Scrivi il seguito del brano sulla ricerca di senso nell'epoca dell'intelligenza artificiale, ripartendo subito dopo la sua ultima frase.

Estratto:
-*-*-

Ritrovare un senso là dove il
mescolamento tecnico della comunicazione integrata insieme all’intelligenza
artificiale, ha artificialmente costruito un simbionte, appare un’impresa ardua
e direi quasi impossibile in un regime di sottomissione e forse di nuove
schiavitù. Il Leviatano si erge ancora innanzi a noi ma l’Intelligenza
artificiale sembra aprire ad una nuova possibilità, far nascere un nuovo senso,
un senso aperto come scrive Pascal
Chabot nel suo libro: Un senso alla vita,
sta a noi poterlo cogliere. Bisogna rivolgersi all’essenziale, a ciò che la
vita sostiene, alle piccole cose, allo sguardo verso la natura, verso l’altro scrive
Chabot. È in corso una nuova mutazione o
tutto cambia per non cambiare niente.
Con il transumanesimo e i generatori
artificiali di senso le tecnologie offrono agli umani la possibilità di mutare
come mai pima d’ora sulla base di programmi elaborati dalle grandi aziende del
settore digitale e dai governi di alcune potenze tecnologiche asiatiche. Queste
proposte si collocano nel vivo di una ricerca che l’umanità ha sempre
perseguito, scrive Chabot, quella di trasformarsi, quella del desiderio di
metamorfosi che ha ispirato un gran numero di miti. E tuttavia non possiamo
fare a meno di richiamarci alla natura evenemenziale di tali trasformazioni che
ci collocano in un universo dove l’altro è essenziale, dove la natura ci
richiama ad un senso di responsabilità verso la Terra e lo stesso pianeta, dove
l’opera d’arte può ricostruire un senso
fra etica e responsabilità come ho scritto nel mio libro del 2007 dal titolo Di nuovo il senso. Bisogna saper cogliere le possibilità che le
nuove tecnologie ci offrono per salvare ciò che è necessario, ciò a cui la
stessa natura ci obbliga.

-*-*-

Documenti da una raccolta
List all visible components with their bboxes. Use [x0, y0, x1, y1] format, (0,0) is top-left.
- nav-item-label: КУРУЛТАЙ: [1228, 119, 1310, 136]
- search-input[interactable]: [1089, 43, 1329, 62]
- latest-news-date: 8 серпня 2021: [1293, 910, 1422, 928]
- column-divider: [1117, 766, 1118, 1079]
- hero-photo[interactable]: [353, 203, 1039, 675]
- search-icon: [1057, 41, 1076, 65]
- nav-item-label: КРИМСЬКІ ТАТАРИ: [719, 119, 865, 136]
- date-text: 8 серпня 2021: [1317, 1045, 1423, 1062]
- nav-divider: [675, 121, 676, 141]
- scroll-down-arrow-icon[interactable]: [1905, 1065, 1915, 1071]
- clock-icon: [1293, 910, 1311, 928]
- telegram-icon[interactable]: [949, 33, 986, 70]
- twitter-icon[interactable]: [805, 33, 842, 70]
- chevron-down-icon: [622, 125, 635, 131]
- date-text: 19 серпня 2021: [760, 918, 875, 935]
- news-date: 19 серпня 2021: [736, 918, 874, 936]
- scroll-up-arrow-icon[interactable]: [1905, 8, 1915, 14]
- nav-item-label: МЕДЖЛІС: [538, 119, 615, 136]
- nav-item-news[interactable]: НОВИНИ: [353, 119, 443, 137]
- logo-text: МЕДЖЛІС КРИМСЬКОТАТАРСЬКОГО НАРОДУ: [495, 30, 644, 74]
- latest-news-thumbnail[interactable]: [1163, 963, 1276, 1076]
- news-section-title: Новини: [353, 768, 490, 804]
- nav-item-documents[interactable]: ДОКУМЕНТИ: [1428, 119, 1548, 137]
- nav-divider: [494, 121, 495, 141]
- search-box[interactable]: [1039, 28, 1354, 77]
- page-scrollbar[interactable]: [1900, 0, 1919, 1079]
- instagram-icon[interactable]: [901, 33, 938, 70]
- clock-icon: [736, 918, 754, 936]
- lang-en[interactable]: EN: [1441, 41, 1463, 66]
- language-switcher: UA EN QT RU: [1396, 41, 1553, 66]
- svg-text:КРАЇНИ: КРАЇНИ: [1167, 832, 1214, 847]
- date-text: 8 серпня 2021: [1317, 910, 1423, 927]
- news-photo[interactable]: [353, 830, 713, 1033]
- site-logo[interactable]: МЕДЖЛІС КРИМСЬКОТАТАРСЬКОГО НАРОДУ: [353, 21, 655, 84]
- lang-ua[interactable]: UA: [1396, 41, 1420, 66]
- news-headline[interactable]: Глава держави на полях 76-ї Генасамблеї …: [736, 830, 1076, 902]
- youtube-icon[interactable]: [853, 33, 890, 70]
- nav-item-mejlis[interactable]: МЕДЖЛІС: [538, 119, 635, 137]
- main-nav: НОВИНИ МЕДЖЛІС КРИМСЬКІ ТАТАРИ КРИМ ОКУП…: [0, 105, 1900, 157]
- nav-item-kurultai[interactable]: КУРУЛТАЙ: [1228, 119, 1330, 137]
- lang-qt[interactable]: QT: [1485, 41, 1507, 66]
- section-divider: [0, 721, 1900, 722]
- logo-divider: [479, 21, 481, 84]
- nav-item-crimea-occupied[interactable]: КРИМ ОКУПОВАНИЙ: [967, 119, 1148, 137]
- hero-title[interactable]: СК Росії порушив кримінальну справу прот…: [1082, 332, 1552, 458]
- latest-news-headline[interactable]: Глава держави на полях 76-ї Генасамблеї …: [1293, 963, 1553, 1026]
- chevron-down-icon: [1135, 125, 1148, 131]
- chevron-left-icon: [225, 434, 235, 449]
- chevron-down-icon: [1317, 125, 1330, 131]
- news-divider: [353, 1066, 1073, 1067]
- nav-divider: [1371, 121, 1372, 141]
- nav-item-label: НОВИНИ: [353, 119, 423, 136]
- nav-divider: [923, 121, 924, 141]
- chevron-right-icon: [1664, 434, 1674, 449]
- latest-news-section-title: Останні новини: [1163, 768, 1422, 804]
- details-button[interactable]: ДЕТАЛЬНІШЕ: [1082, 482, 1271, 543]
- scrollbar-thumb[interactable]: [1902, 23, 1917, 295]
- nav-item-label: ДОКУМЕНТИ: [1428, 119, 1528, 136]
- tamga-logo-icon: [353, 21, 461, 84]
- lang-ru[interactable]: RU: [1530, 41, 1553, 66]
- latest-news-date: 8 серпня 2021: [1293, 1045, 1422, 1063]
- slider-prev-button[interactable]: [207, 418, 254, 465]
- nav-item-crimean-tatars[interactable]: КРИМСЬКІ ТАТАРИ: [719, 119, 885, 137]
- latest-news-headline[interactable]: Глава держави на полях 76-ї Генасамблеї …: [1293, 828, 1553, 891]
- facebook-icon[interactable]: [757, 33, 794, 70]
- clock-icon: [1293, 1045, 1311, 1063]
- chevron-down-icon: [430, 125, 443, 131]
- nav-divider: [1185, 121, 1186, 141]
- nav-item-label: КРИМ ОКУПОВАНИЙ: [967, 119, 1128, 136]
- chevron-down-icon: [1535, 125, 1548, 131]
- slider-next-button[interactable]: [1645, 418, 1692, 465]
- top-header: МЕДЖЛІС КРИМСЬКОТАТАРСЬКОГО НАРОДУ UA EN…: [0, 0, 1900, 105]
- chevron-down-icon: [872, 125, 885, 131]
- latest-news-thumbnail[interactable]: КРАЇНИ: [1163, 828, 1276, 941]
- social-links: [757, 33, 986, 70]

-*-*-

Soluzione:
Bisogna abbondonare il Medesimo per andare
verso l’altro in uno strappo radicale che è solo possibile attraverso l’esperienza
dell’incontro con il volto dell’altro scrive Levinas. È questa esperienza che
sembra mancare nella dimensione di autoapprendimento delle macchine artificiali,
quella dell’incontro con la natura non solo trascendente del volto dell’altro
ma immanente alla nostra esistenza: Nell’esperire il volto dell’altro io stesso
mi faccio senso. L’altro non solo mi somiglia ma mi parla, mi guarda, mi dice
parole, verbi, suoni, mi ricorda, mi obbliga all’ascolto, ad uscire dal Medesimo
e infine mi orienta di nuovo verso il senso. Sarà questo l’essenziale per
tornare al senso delle cose? L’uomo è un essere per cui nella sua esistenza ne
va sempre di questa esistenza stessa. O, ancora, l’uomo esiste in vista della
propria esistenza. È il fatto stesso dì esistere, compiendo la nostra esistenza
anche nell’errore, che ci rapportiamo al nostro potere essere per altro o
meglio ancora per altri. È la vita che
ci richiama all’essere e con questo a tutte le grandi e le piccole cose della
vita: dall’ambiente, all’amore, dal paesaggio al fiore, dall’arte alla natura e
viceversa.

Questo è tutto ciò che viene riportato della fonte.